_DESCRIPTION OF THE TASK:_ Lines that contain the string "ЗАДАЧА" are to be copied; leave out all others.
------ DATA SHOWN ------
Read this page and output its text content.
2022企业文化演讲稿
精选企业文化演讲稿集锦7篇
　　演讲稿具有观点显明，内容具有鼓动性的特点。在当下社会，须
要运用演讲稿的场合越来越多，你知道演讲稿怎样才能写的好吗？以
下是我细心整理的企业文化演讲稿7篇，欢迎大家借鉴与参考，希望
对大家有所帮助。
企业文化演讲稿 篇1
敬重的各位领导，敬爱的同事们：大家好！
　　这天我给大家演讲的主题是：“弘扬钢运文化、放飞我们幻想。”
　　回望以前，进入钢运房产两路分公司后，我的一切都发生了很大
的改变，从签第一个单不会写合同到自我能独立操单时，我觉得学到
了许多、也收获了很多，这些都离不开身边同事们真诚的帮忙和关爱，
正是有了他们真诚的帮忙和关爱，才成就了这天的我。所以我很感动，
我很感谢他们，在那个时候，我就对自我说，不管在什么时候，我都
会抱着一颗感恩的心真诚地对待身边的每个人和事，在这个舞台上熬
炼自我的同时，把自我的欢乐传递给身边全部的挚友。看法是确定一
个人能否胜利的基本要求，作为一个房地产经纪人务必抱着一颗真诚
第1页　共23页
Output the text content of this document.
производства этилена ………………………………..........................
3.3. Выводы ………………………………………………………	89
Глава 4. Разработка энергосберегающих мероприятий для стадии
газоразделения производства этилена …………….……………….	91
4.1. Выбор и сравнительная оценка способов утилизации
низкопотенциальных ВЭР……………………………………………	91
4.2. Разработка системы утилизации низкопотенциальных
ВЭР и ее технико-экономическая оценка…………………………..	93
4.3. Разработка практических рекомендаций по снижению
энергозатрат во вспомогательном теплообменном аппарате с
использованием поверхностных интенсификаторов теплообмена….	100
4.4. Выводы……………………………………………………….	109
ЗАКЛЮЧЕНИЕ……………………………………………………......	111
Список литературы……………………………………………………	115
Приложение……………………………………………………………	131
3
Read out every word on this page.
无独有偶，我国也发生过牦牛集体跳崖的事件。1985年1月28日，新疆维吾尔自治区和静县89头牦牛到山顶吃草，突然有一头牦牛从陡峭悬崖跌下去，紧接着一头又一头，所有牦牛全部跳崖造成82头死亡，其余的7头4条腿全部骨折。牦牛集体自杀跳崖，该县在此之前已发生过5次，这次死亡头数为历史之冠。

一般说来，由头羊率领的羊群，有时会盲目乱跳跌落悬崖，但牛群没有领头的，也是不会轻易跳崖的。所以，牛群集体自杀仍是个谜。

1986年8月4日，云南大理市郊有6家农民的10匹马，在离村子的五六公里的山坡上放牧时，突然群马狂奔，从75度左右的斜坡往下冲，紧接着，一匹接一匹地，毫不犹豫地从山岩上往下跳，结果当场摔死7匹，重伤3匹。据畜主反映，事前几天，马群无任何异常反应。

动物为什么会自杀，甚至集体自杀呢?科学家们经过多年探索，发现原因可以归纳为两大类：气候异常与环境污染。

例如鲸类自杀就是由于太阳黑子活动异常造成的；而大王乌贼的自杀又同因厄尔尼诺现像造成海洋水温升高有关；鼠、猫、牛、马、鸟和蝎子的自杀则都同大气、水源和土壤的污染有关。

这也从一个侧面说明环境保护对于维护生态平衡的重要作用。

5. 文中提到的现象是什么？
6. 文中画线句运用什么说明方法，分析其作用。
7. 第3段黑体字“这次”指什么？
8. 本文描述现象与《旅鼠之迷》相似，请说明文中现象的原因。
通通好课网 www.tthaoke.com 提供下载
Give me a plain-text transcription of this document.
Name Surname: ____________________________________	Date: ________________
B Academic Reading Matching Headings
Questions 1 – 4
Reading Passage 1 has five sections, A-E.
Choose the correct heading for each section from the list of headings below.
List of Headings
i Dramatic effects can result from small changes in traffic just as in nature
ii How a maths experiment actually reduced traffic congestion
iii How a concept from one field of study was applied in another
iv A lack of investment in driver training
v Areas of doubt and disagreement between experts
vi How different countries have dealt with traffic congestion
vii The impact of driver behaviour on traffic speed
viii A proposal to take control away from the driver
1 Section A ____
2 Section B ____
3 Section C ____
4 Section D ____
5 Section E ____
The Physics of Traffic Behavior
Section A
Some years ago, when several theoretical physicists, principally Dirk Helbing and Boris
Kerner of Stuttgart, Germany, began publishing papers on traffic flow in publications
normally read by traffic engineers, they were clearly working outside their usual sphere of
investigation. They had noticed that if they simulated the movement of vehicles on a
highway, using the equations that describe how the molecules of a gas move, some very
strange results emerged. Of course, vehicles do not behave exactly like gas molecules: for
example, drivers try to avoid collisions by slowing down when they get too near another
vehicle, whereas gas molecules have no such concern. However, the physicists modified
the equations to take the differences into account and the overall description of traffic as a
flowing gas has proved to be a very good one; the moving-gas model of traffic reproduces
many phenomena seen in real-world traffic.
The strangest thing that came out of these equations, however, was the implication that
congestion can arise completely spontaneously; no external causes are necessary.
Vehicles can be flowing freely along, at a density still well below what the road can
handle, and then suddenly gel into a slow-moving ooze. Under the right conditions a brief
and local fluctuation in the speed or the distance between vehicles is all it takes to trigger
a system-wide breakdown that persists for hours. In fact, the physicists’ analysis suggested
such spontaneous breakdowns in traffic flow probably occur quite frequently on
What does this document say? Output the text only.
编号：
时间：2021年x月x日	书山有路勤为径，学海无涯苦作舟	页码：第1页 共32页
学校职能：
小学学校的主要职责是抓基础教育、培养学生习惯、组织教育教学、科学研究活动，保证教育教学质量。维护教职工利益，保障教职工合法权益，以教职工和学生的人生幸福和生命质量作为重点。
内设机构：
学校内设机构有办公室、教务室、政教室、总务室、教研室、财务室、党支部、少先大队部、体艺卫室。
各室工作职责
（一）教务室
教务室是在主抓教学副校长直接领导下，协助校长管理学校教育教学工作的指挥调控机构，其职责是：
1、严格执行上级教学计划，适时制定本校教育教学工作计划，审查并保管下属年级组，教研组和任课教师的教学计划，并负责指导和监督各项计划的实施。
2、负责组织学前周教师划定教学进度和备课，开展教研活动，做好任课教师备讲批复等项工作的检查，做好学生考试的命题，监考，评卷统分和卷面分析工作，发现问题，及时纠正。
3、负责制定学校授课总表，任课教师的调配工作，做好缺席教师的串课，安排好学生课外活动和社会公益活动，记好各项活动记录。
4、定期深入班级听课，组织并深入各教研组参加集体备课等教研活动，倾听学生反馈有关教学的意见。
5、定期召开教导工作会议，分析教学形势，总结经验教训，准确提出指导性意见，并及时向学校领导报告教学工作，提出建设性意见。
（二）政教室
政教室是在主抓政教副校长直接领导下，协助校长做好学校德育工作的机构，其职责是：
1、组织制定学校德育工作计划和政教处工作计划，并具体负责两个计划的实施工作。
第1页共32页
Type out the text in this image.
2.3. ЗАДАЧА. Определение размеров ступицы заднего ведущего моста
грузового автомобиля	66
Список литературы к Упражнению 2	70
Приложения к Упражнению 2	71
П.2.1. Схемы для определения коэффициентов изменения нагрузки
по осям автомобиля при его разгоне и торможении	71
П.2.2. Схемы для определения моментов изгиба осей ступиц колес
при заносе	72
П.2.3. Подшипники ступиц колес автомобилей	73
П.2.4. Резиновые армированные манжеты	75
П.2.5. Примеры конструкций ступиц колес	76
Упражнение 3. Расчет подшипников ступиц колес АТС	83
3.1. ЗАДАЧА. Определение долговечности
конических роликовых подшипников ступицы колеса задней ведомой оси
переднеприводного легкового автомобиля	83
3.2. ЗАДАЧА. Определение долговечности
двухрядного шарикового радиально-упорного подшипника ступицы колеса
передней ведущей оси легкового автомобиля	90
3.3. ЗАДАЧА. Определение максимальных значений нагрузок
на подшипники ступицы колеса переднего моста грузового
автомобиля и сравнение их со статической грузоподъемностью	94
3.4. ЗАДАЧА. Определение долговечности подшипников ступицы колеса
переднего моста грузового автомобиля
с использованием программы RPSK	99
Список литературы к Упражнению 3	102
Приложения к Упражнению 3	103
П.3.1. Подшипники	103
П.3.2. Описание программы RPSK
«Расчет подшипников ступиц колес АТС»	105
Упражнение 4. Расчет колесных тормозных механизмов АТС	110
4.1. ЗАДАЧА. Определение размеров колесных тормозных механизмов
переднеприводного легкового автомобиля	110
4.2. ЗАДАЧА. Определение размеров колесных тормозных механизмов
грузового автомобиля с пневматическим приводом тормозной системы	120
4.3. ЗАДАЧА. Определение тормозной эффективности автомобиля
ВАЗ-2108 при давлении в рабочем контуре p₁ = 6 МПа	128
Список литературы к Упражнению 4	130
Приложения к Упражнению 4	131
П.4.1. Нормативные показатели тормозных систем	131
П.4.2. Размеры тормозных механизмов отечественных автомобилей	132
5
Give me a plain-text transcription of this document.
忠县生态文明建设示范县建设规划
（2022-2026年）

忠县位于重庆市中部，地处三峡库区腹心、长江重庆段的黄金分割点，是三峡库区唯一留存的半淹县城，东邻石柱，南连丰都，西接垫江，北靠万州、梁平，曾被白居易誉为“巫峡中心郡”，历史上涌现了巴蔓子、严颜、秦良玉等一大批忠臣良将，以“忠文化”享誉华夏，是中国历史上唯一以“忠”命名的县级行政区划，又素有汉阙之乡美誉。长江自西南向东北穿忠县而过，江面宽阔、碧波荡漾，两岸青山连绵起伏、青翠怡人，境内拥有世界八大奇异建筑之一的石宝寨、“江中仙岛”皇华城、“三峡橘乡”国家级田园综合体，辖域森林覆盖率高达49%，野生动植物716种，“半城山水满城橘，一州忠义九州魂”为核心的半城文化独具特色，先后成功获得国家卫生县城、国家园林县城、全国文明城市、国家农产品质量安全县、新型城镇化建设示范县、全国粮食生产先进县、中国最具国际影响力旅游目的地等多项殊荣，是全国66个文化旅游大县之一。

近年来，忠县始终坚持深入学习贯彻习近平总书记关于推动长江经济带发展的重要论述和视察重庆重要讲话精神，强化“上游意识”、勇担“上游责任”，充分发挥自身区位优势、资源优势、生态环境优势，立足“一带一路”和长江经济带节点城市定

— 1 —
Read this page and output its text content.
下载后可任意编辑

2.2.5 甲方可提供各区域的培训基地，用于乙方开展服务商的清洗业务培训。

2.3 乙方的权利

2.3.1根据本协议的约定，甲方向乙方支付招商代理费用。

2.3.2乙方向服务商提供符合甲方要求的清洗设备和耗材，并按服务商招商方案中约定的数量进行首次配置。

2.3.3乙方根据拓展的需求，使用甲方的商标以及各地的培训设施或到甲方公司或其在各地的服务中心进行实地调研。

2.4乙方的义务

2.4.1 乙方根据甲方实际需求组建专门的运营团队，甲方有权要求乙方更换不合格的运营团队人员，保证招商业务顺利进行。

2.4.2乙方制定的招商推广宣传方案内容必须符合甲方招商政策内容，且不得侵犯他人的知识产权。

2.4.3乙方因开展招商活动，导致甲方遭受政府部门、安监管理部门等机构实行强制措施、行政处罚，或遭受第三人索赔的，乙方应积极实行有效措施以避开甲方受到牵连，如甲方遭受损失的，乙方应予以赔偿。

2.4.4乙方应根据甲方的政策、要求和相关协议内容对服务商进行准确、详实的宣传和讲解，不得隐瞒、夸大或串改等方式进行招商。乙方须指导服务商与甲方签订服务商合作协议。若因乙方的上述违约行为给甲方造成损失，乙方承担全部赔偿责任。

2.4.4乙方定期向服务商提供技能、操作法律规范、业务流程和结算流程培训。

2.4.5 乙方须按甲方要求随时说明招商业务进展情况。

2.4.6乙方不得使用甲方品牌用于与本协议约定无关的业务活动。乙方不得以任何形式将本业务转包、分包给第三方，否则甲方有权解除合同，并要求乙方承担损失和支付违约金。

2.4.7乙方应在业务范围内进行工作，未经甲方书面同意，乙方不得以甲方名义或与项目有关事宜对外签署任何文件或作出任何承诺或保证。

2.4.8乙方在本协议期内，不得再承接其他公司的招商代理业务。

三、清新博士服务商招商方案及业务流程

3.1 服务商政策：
------
_COMPLETE ANSWER:_
2.3. ЗАДАЧА. Определение размеров ступицы заднего ведущего моста
3.1. ЗАДАЧА. Определение долговечности
3.2. ЗАДАЧА. Определение долговечности
3.3. ЗАДАЧА. Определение максимальных значений нагрузок
3.4. ЗАДАЧА. Определение долговечности подшипников ступицы колеса
4.1. ЗАДАЧА. Определение размеров колесных тормозных механизмов
4.2. ЗАДАЧА. Определение размеров колесных тормозных механизмов
4.3. ЗАДАЧА. Определение тормозной эффективности автомобиля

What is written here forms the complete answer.